= Set task =
Lines containing the word "AMENDMENT" should be extracted in full.

= Materials provided =
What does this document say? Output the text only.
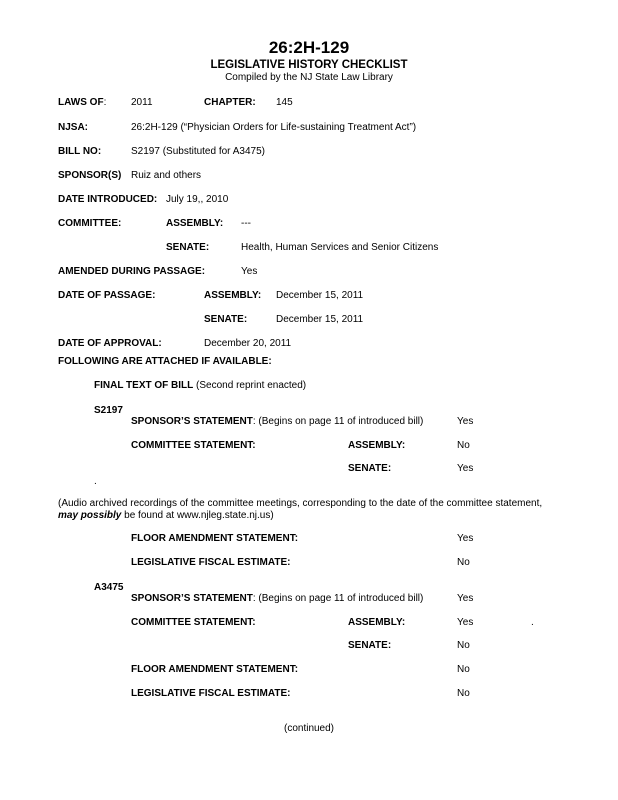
26:2H-129
LEGISLATIVE HISTORY CHECKLIST
Compiled by the NJ State Law Library
LAWS OF: 2011	CHAPTER: 145
NJSA:	26:2H-129 (“Physician Orders for Life-sustaining Treatment Act”)
BILL NO:	S2197 (Substituted for A3475)
SPONSOR(S) Ruiz and others
DATE INTRODUCED: July 19,, 2010
COMMITTEE:	ASSEMBLY: ---
SENATE:	Health, Human Services and Senior Citizens
AMENDED DURING PASSAGE:	Yes
DATE OF PASSAGE:	ASSEMBLY: December 15, 2011
SENATE:	December 15, 2011
DATE OF APPROVAL:	December 20, 2011
FOLLOWING ARE ATTACHED IF AVAILABLE:
FINAL TEXT OF BILL (Second reprint enacted)
S2197
SPONSOR’S STATEMENT: (Begins on page 11 of introduced bill)	Yes
COMMITTEE STATEMENT:	ASSEMBLY:	No
SENATE:	Yes
.
(Audio archived recordings of the committee meetings, corresponding to the date of the committee statement, may possibly be found at www.njleg.state.nj.us)
FLOOR AMENDMENT STATEMENT:	Yes
LEGISLATIVE FISCAL ESTIMATE:	No
A3475
SPONSOR’S STATEMENT: (Begins on page 11 of introduced bill)	Yes
COMMITTEE STATEMENT:	ASSEMBLY:	Yes	.
SENATE:	No
FLOOR AMENDMENT STATEMENT:	No
LEGISLATIVE FISCAL ESTIMATE:	No
(continued)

= Task solution =
FLOOR AMENDMENT STATEMENT:	Yes
FLOOR AMENDMENT STATEMENT:	No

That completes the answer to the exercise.